Task material:
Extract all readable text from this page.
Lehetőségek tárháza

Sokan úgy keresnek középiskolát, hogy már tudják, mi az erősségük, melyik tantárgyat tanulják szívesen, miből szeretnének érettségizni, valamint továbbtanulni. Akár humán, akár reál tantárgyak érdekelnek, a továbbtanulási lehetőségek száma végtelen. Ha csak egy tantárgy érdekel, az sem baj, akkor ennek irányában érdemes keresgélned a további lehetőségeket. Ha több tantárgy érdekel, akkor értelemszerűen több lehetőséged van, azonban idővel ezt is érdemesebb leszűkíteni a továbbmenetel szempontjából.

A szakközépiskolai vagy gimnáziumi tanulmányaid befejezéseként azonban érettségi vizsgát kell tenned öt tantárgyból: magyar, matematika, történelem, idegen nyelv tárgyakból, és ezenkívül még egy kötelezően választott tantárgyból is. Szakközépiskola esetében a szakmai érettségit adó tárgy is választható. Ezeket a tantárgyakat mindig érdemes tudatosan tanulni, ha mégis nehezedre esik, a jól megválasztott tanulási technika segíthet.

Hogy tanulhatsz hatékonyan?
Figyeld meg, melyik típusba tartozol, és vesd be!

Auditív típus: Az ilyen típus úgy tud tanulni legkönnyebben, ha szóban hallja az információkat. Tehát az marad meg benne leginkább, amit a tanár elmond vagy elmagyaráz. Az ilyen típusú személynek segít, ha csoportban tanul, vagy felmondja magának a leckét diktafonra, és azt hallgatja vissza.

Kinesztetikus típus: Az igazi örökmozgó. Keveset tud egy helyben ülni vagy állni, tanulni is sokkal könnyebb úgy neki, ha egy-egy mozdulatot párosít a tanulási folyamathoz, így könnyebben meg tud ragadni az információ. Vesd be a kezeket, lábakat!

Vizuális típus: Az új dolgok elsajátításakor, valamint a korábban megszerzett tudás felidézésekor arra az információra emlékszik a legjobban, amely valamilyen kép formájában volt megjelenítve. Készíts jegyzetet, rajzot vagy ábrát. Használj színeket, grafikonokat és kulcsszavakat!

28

Goal: Reproduce the records in full, exactly as written.

Response to the exercise:
Extract all readable text from this page.
Lehetőségek tárháza

Sokan úgy keresnek középiskolát, hogy már tudják, mi az erősségük, melyik tantárgyat tanulják szívesen, miből szeretnének érettségizni, valamint továbbtanulni. Akár humán, akár reál tantárgyak érdekelnek, a továbbtanulási lehetőségek száma végtelen. Ha csak egy tantárgy érdekel, az sem baj, akkor ennek irányában érdemes keresgélned a további lehetőségeket. Ha több tantárgy érdekel, akkor értelemszerűen több lehetőséged van, azonban idővel ezt is érdemesebb leszűkíteni a továbbmenetel szempontjából.

A szakközépiskolai vagy gimnáziumi tanulmányaid befejezéseként azonban érettségi vizsgát kell tenned öt tantárgyból: magyar, matematika, történelem, idegen nyelv tárgyakból, és ezenkívül még egy kötelezően választott tantárgyból is. Szakközépiskola esetében a szakmai érettségit adó tárgy is választható. Ezeket a tantárgyakat mindig érdemes tudatosan tanulni, ha mégis nehezedre esik, a jól megválasztott tanulási technika segíthet.

Hogy tanulhatsz hatékonyan?
Figyeld meg, melyik típusba tartozol, és vesd be!

Auditív típus: Az ilyen típus úgy tud tanulni legkönnyebben, ha szóban hallja az információkat. Tehát az marad meg benne leginkább, amit a tanár elmond vagy elmagyaráz. Az ilyen típusú személynek segít, ha csoportban tanul, vagy felmondja magának a leckét diktafonra, és azt hallgatja vissza.

Kinesztetikus típus: Az igazi örökmozgó. Keveset tud egy helyben ülni vagy állni, tanulni is sokkal könnyebb úgy neki, ha egy-egy mozdulatot párosít a tanulási folyamathoz, így könnyebben meg tud ragadni az információ. Vesd be a kezeket, lábakat!

Vizuális típus: Az új dolgok elsajátításakor, valamint a korábban megszerzett tudás felidézésekor arra az információra emlékszik a legjobban, amely valamilyen kép formájában volt megjelenítve. Készíts jegyzetet, rajzot vagy ábrát. Használj színeket, grafikonokat és kulcsszavakat!

28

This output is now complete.